**Given task**
Each entry must be reproduced precisely as it stands.

**Provided records**
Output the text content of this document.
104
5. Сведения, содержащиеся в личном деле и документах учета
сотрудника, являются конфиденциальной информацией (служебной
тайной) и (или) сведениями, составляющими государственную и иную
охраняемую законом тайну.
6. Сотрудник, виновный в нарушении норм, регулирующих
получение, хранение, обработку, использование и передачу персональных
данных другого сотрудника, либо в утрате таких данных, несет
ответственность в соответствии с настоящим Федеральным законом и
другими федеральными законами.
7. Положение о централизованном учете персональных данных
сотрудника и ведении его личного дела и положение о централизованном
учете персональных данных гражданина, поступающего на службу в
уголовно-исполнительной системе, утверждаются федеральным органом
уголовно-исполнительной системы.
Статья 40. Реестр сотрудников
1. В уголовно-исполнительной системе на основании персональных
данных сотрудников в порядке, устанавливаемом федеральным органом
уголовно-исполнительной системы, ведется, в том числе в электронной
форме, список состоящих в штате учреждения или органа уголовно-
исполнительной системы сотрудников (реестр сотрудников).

**Problem solution**
Output the text content of this document.
104
5. Сведения, содержащиеся в личном деле и документах учета
сотрудника, являются конфиденциальной информацией (служебной
тайной) и (или) сведениями, составляющими государственную и иную
охраняемую законом тайну.
6. Сотрудник, виновный в нарушении норм, регулирующих
получение, хранение, обработку, использование и передачу персональных
данных другого сотрудника, либо в утрате таких данных, несет
ответственность в соответствии с настоящим Федеральным законом и
другими федеральными законами.
7. Положение о централизованном учете персональных данных
сотрудника и ведении его личного дела и положение о централизованном
учете персональных данных гражданина, поступающего на службу в
уголовно-исполнительной системе, утверждаются федеральным органом
уголовно-исполнительной системы.
Статья 40. Реестр сотрудников
1. В уголовно-исполнительной системе на основании персональных
данных сотрудников в порядке, устанавливаемом федеральным органом
уголовно-исполнительной системы, ведется, в том числе в электронной
форме, список состоящих в штате учреждения или органа уголовно-
исполнительной системы сотрудников (реестр сотрудников).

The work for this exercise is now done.